Task brief: Print the records below word for word, but leave out the pictures.

Data provided:
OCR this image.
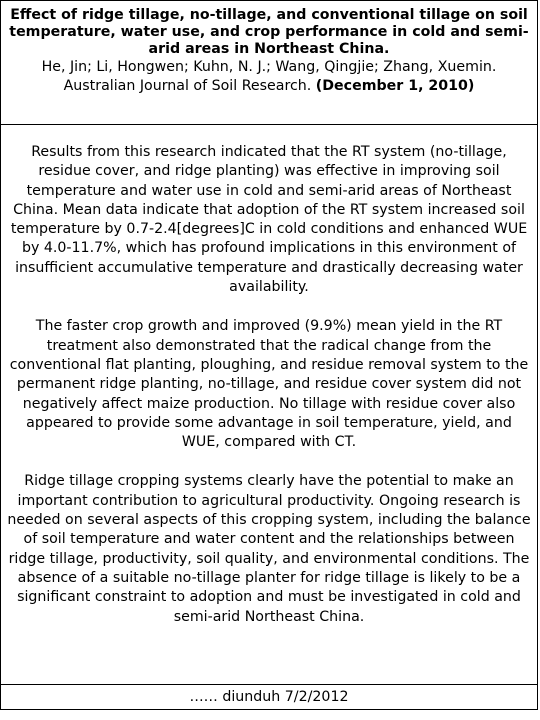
Effect of ridge tillage, no-tillage, and conventional tillage on soil temperature, water use, and crop performance in cold and semi-arid areas in Northeast China.
He, Jin; Li, Hongwen; Kuhn, N. J.; Wang, Qingjie; Zhang, Xuemin.
Australian Journal of Soil Research. (December 1, 2010)

Results from this research indicated that the RT system (no-tillage, residue cover, and ridge planting) was effective in improving soil temperature and water use in cold and semi-arid areas of Northeast China. Mean data indicate that adoption of the RT system increased soil temperature by 0.7-2.4[degrees]C in cold conditions and enhanced WUE by 4.0-11.7%, which has profound implications in this environment of insufficient accumulative temperature and drastically decreasing water availability.

The faster crop growth and improved (9.9%) mean yield in the RT treatment also demonstrated that the radical change from the conventional flat planting, ploughing, and residue removal system to the permanent ridge planting, no-tillage, and residue cover system did not negatively affect maize production. No tillage with residue cover also appeared to provide some advantage in soil temperature, yield, and WUE, compared with CT.

Ridge tillage cropping systems clearly have the potential to make an important contribution to agricultural productivity. Ongoing research is needed on several aspects of this cropping system, including the balance of soil temperature and water content and the relationships between ridge tillage, productivity, soil quality, and environmental conditions. The absence of a suitable no-tillage planter for ridge tillage is likely to be a significant constraint to adoption and must be investigated in cold and semi-arid Northeast China.

…… diunduh 7/2/2012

Output of the task:
OCR this image.
Effect of ridge tillage, no-tillage, and conventional tillage on soil temperature, water use, and crop performance in cold and semi-arid areas in Northeast China.
He, Jin; Li, Hongwen; Kuhn, N. J.; Wang, Qingjie; Zhang, Xuemin.
Australian Journal of Soil Research. (December 1, 2010)

Results from this research indicated that the RT system (no-tillage, residue cover, and ridge planting) was effective in improving soil temperature and water use in cold and semi-arid areas of Northeast China. Mean data indicate that adoption of the RT system increased soil temperature by 0.7-2.4[degrees]C in cold conditions and enhanced WUE by 4.0-11.7%, which has profound implications in this environment of insufficient accumulative temperature and drastically decreasing water availability.

The faster crop growth and improved (9.9%) mean yield in the RT treatment also demonstrated that the radical change from the conventional flat planting, ploughing, and residue removal system to the permanent ridge planting, no-tillage, and residue cover system did not negatively affect maize production. No tillage with residue cover also appeared to provide some advantage in soil temperature, yield, and WUE, compared with CT.

Ridge tillage cropping systems clearly have the potential to make an important contribution to agricultural productivity. Ongoing research is needed on several aspects of this cropping system, including the balance of soil temperature and water content and the relationships between ridge tillage, productivity, soil quality, and environmental conditions. The absence of a suitable no-tillage planter for ridge tillage is likely to be a significant constraint to adoption and must be investigated in cold and semi-arid Northeast China.

…… diunduh 7/2/2012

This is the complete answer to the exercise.